**What is needed**
Collect every line that includes the string "name".

-- START Data for this task --

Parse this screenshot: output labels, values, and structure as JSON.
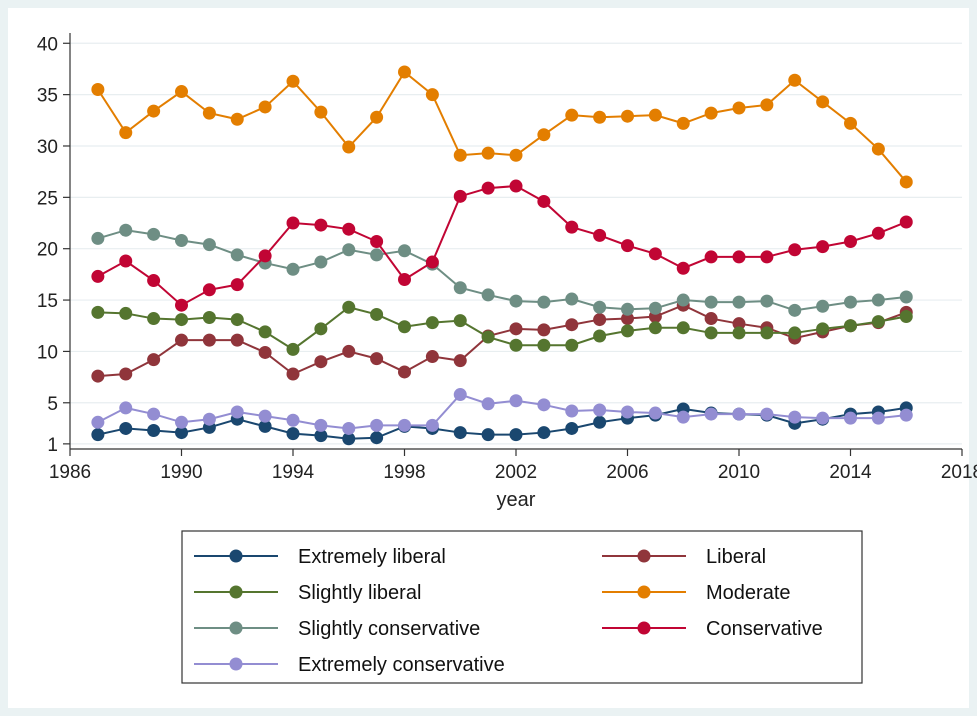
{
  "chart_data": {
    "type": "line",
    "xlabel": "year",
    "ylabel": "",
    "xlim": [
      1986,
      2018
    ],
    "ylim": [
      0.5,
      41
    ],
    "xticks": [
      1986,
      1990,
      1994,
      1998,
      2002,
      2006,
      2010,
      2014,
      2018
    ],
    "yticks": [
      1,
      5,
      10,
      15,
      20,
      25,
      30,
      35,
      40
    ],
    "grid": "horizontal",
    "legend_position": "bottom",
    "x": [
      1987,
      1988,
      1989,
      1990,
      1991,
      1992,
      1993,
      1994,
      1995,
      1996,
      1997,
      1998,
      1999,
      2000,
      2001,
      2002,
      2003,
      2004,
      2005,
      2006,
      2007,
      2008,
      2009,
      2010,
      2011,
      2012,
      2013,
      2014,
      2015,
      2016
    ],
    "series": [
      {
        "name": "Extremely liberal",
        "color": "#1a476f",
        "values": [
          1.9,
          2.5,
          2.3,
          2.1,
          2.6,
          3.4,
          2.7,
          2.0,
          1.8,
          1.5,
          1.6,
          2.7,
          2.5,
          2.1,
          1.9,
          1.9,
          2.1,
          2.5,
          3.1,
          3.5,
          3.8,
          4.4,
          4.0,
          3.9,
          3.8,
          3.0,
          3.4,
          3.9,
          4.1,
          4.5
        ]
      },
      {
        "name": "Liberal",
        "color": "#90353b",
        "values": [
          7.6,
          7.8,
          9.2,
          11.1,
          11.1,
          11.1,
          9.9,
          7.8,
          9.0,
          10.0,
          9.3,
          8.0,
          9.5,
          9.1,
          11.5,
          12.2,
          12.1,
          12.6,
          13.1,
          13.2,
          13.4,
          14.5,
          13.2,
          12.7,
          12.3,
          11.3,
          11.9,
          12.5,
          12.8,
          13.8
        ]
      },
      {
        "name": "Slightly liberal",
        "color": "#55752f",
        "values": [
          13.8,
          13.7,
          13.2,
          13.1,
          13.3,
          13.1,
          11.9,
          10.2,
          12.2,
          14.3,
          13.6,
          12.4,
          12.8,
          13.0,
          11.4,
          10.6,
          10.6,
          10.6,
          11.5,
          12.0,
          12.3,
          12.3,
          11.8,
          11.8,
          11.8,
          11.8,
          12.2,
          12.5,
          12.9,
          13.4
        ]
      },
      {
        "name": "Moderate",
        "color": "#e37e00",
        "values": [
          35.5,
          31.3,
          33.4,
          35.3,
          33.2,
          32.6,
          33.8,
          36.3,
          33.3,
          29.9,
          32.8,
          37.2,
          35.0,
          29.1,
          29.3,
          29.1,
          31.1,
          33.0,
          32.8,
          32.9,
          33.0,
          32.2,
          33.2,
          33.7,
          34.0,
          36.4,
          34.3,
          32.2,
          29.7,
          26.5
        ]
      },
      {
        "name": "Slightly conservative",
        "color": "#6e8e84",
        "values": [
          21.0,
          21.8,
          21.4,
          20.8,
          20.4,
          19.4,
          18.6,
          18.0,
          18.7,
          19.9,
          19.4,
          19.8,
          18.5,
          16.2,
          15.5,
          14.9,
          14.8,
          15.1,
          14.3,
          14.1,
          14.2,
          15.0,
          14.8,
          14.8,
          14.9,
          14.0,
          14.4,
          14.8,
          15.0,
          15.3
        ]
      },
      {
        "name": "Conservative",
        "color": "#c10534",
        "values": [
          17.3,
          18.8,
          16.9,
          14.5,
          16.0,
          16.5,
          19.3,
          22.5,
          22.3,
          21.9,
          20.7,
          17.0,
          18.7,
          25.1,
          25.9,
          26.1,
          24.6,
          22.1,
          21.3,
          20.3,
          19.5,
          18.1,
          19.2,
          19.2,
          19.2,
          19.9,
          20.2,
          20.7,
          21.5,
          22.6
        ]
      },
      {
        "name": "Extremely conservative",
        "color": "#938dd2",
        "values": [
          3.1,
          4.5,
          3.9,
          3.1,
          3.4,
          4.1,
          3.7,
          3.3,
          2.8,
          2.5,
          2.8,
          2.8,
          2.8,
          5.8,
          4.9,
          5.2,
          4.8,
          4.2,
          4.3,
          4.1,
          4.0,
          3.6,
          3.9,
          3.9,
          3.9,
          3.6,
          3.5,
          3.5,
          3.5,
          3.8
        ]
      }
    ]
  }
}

-- END Data for this task --

**Output of the task**
        "name": "Extremely liberal",
        "name": "Liberal",
        "name": "Slightly liberal",
        "name": "Moderate",
        "name": "Slightly conservative",
        "name": "Conservative",
        "name": "Extremely conservative",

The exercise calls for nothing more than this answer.